(Saved entries)
────────────────────

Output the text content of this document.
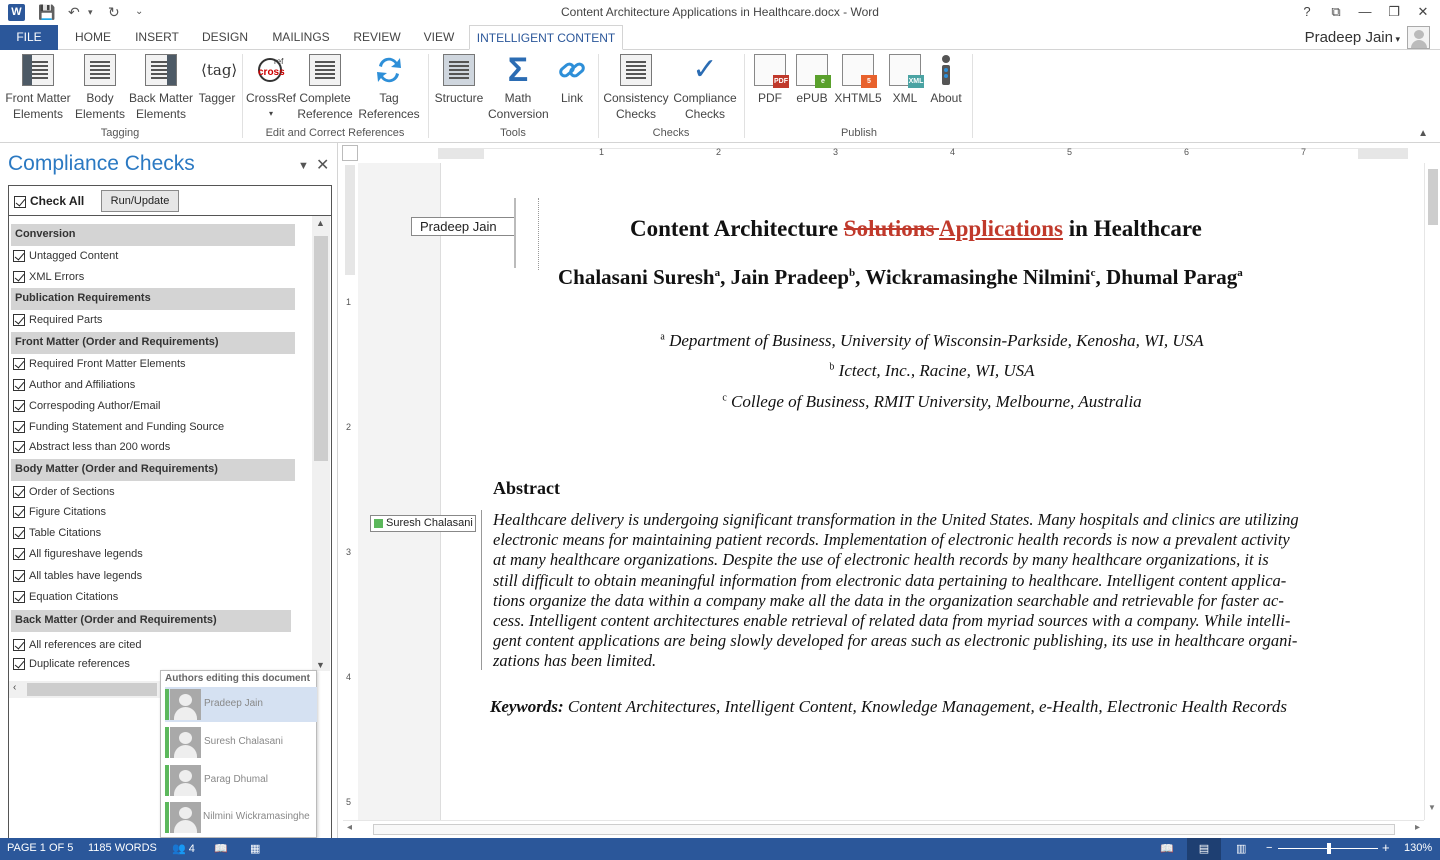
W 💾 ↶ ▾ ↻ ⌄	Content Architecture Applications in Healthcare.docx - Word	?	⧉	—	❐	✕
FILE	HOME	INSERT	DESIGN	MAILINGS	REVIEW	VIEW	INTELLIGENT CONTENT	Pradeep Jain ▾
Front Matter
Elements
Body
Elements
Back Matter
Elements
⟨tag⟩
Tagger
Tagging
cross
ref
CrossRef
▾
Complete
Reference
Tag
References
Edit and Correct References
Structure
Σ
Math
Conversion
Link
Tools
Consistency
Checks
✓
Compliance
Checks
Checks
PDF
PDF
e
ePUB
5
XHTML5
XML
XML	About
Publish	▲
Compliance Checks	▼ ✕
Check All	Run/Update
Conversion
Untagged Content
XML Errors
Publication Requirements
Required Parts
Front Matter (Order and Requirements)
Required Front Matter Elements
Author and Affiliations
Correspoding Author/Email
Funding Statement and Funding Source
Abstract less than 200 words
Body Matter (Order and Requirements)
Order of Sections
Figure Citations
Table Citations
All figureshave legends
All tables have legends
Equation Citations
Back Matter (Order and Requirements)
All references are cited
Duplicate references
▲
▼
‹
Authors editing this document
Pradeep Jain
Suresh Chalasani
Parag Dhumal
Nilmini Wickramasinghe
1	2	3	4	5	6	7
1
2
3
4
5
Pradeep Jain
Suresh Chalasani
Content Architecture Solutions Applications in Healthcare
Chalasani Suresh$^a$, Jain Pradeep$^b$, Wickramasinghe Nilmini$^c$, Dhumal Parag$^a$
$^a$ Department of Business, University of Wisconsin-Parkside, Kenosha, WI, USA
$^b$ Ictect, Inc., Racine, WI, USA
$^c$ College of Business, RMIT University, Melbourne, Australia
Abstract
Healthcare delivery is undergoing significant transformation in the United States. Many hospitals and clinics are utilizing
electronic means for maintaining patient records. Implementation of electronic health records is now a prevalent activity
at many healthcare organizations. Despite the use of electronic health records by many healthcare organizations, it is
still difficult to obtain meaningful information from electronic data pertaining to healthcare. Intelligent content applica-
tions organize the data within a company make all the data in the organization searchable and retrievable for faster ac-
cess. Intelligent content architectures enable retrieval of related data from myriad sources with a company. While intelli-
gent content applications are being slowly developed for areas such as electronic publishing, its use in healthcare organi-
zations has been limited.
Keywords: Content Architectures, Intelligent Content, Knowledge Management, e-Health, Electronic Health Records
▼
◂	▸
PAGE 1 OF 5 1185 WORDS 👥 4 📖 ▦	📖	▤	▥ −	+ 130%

────────────────────

* PROMPT
Leave the pictures out and reproduce all of the records exactly.

* REPLY TO THE EXERCISE
Output the text content of this document.
W 💾 ↶ ▾ ↻ ⌄	Content Architecture Applications in Healthcare.docx - Word	?	⧉	—	❐	✕
FILE	HOME	INSERT	DESIGN	MAILINGS	REVIEW	VIEW	INTELLIGENT CONTENT	Pradeep Jain ▾
Front Matter
Elements
Body
Elements
Back Matter
Elements
⟨tag⟩
Tagger
Tagging
cross
ref
CrossRef
▾
Complete
Reference
Tag
References
Edit and Correct References
Structure
Σ
Math
Conversion
Link
Tools
Consistency
Checks
✓
Compliance
Checks
Checks
PDF
PDF
e
ePUB
5
XHTML5
XML
XML	About
Publish	▲
Compliance Checks	▼ ✕
Check All	Run/Update
Conversion
Untagged Content
XML Errors
Publication Requirements
Required Parts
Front Matter (Order and Requirements)
Required Front Matter Elements
Author and Affiliations
Correspoding Author/Email
Funding Statement and Funding Source
Abstract less than 200 words
Body Matter (Order and Requirements)
Order of Sections
Figure Citations
Table Citations
All figureshave legends
All tables have legends
Equation Citations
Back Matter (Order and Requirements)
All references are cited
Duplicate references
▲
▼
‹
Authors editing this document
Pradeep Jain
Suresh Chalasani
Parag Dhumal
Nilmini Wickramasinghe
1	2	3	4	5	6	7
1
2
3
4
5
Pradeep Jain
Suresh Chalasani
Content Architecture Solutions Applications in Healthcare
Chalasani Suresh$^a$, Jain Pradeep$^b$, Wickramasinghe Nilmini$^c$, Dhumal Parag$^a$
$^a$ Department of Business, University of Wisconsin-Parkside, Kenosha, WI, USA
$^b$ Ictect, Inc., Racine, WI, USA
$^c$ College of Business, RMIT University, Melbourne, Australia
Abstract
Healthcare delivery is undergoing significant transformation in the United States. Many hospitals and clinics are utilizing
electronic means for maintaining patient records. Implementation of electronic health records is now a prevalent activity
at many healthcare organizations. Despite the use of electronic health records by many healthcare organizations, it is
still difficult to obtain meaningful information from electronic data pertaining to healthcare. Intelligent content applica-
tions organize the data within a company make all the data in the organization searchable and retrievable for faster ac-
cess. Intelligent content architectures enable retrieval of related data from myriad sources with a company. While intelli-
gent content applications are being slowly developed for areas such as electronic publishing, its use in healthcare organi-
zations has been limited.
Keywords: Content Architectures, Intelligent Content, Knowledge Management, e-Health, Electronic Health Records
▼
◂	▸
PAGE 1 OF 5 1185 WORDS 👥 4 📖 ▦	📖	▤	▥ −	+ 130%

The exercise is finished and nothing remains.